Exercise details. Filter the entries for the string "Work". Copy each line that has it.

Input material.
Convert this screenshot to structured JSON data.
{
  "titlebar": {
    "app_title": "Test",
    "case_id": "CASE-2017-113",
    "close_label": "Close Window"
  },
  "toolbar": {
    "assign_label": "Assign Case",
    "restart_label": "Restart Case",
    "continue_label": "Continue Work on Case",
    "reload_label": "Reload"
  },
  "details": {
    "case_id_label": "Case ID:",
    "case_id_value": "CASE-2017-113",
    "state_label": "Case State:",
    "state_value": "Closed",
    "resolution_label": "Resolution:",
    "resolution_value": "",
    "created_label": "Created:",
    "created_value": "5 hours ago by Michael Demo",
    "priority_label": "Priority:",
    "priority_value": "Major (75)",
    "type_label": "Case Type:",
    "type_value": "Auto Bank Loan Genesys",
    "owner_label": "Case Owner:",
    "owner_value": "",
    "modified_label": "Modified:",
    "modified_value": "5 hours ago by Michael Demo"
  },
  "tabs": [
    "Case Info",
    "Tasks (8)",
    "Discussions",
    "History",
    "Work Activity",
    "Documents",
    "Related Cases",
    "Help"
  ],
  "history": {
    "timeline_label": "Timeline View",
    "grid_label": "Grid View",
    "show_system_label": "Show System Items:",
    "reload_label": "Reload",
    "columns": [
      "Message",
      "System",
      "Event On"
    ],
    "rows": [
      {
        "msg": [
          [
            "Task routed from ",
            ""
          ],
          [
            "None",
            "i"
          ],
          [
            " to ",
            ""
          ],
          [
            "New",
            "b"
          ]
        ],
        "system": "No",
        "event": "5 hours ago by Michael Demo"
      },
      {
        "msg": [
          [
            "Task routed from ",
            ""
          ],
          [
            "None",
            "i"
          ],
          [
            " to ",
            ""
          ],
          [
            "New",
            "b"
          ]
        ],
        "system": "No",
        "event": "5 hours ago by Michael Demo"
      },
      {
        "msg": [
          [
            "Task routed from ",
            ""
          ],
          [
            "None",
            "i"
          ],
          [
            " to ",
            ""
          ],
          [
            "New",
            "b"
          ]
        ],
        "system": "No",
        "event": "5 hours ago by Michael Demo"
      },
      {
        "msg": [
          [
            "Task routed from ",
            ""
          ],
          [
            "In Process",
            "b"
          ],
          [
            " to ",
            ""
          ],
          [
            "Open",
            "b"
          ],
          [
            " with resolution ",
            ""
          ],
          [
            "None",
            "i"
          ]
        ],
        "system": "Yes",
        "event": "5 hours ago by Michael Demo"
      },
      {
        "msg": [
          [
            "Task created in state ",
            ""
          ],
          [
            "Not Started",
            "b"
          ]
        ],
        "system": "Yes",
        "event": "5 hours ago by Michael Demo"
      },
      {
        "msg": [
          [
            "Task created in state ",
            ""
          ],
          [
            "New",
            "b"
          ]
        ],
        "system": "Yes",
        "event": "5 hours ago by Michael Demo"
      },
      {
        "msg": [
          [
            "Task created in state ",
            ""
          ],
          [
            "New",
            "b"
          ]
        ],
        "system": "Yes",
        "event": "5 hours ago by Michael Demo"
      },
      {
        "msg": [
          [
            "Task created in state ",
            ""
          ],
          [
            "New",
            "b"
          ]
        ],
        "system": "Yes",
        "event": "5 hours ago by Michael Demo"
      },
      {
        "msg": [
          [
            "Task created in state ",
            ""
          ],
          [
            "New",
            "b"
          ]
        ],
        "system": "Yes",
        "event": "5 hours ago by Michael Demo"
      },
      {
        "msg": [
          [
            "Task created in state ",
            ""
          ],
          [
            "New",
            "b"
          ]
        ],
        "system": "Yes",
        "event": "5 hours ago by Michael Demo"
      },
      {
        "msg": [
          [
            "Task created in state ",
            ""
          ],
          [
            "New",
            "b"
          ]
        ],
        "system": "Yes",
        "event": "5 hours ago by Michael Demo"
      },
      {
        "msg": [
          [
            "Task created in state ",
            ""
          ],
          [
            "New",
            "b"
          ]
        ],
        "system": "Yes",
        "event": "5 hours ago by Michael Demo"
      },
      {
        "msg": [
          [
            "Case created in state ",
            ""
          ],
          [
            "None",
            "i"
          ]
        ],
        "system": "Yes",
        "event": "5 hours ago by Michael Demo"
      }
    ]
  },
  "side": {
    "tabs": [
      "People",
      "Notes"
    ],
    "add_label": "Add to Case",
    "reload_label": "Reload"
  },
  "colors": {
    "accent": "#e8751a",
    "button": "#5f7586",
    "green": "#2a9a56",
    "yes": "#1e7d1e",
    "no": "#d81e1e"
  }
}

Finished task.
    "continue_label": "Continue Work on Case",
    "Work Activity",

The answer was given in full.